(Saved entries)
::::::::::
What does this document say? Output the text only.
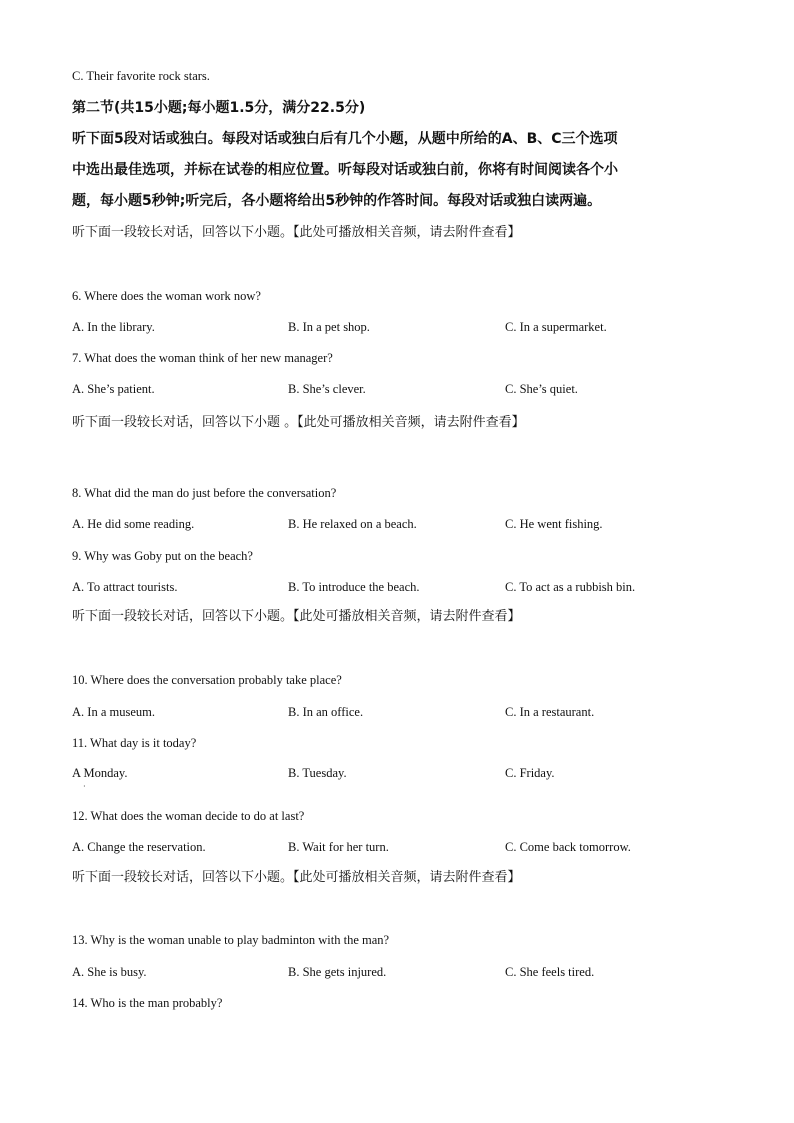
C. Their favorite rock stars.
第二节(共15小题;每小题1.5分，满分22.5分)
听下面5段对话或独白。每段对话或独白后有几个小题，从题中所给的A、B、C三个选项
中选出最佳选项，并标在试卷的相应位置。听每段对话或独白前，你将有时间阅读各个小
题，每小题5秒钟;听完后，各小题将给出5秒钟的作答时间。每段对话或独白读两遍。
听下面一段较长对话，回答以下小题。【此处可播放相关音频，请去附件查看】
6. Where does the woman work now?
A. In the library.	B. In a pet shop.	C. In a supermarket.
7. What does the woman think of her new manager?
A. She’s patient.	B. She’s clever.	C. She’s quiet.
听下面一段较长对话，回答以下小题 。【此处可播放相关音频，请去附件查看】
8. What did the man do just before the conversation?
A. He did some reading.	B. He relaxed on a beach.	C. He went fishing.
9. Why was Goby put on the beach?
A. To attract tourists.	B. To introduce the beach.	C. To act as a rubbish bin.
听下面一段较长对话，回答以下小题。【此处可播放相关音频，请去附件查看】
10. Where does the conversation probably take place?
A. In a museum.	B. In an office.	C. In a restaurant.
11. What day is it today?
A Monday.	B. Tuesday.	C. Friday.
·
12. What does the woman decide to do at last?
A. Change the reservation.	B. Wait for her turn.	C. Come back tomorrow.
听下面一段较长对话，回答以下小题。【此处可播放相关音频，请去附件查看】
13. Why is the woman unable to play badminton with the man?
A. She is busy.	B. She gets injured.	C. She feels tired.
14. Who is the man probably?
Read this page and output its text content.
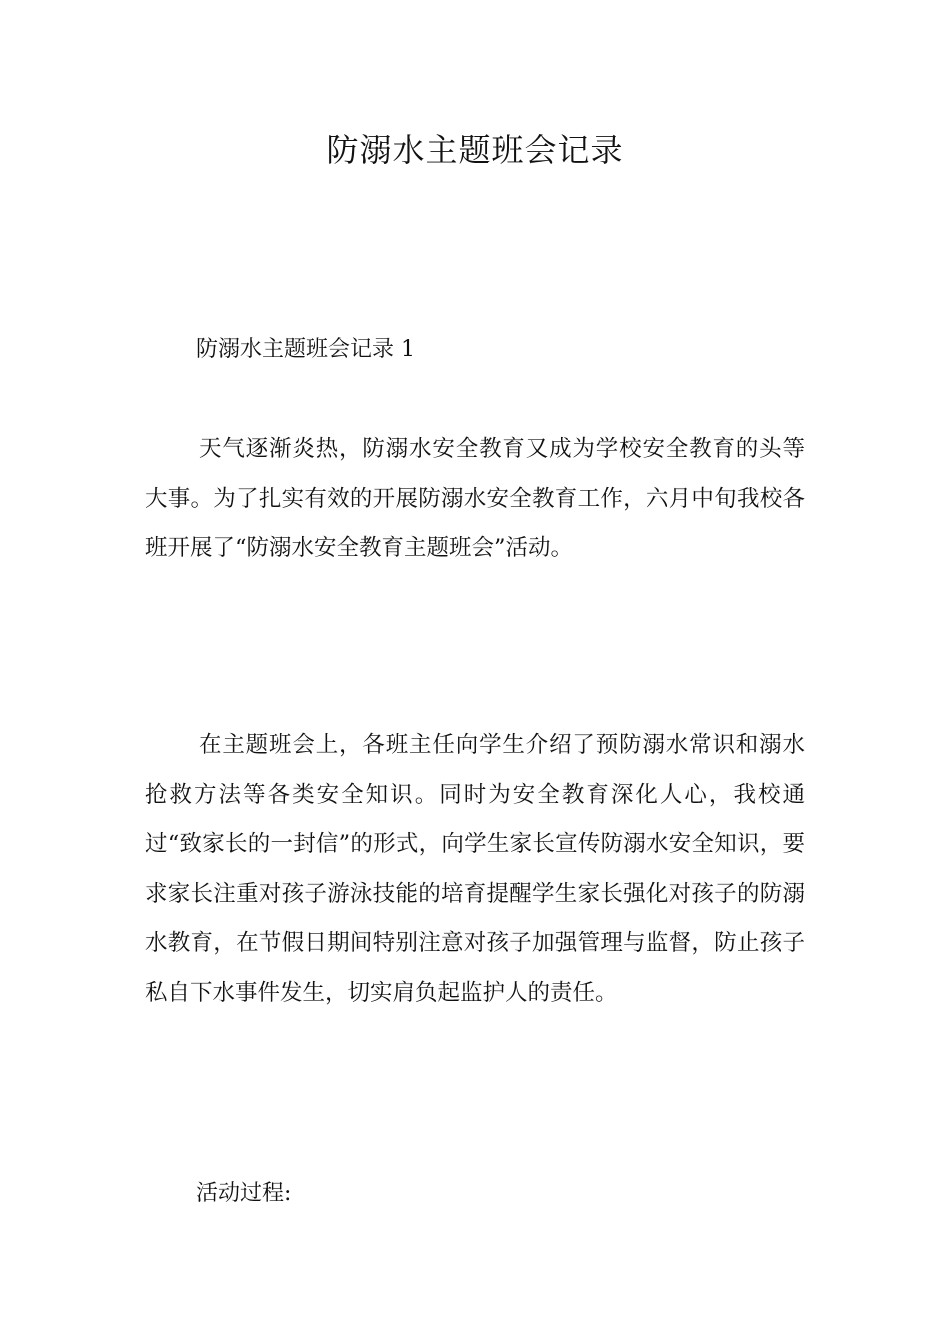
防溺水主题班会记录

防溺水主题班会记录 1

天气逐渐炎热，防溺水安全教育又成为学校安全教育的头等大事。为了扎实有效的开展防溺水安全教育工作，六月中旬我校各班开展了“防溺水安全教育主题班会”活动。

在主题班会上，各班主任向学生介绍了预防溺水常识和溺水抢救方法等各类安全知识。同时为安全教育深化人心，我校通过“致家长的一封信”的形式，向学生家长宣传防溺水安全知识，要求家长注重对孩子游泳技能的培育提醒学生家长强化对孩子的防溺水教育，在节假日期间特别注意对孩子加强管理与监督，防止孩子私自下水事件发生，切实肩负起监护人的责任。

活动过程:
::::::::::
● **SHORT PROBLEM**:
Find the string "probably" in the entries above and return each line that holds it.

● **OUTPUT**:
10. Where does the conversation probably take place?
14. Who is the man probably?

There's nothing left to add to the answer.